───── Listed records ─────
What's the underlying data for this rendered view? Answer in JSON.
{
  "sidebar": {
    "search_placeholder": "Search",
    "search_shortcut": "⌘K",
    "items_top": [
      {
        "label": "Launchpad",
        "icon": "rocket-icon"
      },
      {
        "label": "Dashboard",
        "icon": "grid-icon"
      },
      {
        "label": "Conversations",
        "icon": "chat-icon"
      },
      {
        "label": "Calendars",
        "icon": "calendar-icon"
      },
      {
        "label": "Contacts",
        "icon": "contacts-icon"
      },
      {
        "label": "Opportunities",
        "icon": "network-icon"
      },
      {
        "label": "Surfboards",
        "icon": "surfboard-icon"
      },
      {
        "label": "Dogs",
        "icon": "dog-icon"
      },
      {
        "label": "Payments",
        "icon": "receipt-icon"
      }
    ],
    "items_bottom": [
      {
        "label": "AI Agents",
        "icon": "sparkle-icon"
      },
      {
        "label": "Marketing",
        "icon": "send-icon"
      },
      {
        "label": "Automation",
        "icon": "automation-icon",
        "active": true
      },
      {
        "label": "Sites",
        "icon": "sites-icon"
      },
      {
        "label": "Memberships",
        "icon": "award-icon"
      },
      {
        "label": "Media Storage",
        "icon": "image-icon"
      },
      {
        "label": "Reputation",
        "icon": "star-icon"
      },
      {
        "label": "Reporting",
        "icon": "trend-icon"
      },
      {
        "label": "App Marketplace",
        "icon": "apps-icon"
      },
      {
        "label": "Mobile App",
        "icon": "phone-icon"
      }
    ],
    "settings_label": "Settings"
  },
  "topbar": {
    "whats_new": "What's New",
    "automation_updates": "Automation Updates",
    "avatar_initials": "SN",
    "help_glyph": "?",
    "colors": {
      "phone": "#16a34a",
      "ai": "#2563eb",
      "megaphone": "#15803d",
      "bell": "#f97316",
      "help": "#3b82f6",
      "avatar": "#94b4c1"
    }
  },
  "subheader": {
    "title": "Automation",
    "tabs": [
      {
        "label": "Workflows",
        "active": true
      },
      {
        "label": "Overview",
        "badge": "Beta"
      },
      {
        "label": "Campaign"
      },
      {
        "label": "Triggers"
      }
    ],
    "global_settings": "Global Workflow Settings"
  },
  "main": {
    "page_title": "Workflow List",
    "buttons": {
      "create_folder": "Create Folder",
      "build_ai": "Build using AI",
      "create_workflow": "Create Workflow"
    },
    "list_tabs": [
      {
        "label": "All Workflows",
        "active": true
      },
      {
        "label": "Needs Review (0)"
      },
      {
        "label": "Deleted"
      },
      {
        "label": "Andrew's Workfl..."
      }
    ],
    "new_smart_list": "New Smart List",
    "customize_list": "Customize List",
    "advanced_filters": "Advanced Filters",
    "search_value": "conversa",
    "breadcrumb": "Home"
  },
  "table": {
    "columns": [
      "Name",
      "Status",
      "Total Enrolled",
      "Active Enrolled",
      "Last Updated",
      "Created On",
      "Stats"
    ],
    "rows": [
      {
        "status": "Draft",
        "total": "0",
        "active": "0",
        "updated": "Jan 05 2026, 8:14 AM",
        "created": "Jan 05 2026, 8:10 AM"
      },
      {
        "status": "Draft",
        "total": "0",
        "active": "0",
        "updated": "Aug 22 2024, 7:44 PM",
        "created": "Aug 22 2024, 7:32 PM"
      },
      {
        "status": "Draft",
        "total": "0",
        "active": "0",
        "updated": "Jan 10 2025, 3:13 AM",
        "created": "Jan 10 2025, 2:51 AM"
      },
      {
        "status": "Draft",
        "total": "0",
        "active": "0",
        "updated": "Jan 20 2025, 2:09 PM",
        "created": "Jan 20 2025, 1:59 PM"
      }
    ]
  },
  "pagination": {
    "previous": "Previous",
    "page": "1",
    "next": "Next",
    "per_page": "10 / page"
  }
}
─────
Every line containing the string "What" must be listed.

What's the underlying data for this rendered view? Answer in JSON.
    "whats_new": "What's New",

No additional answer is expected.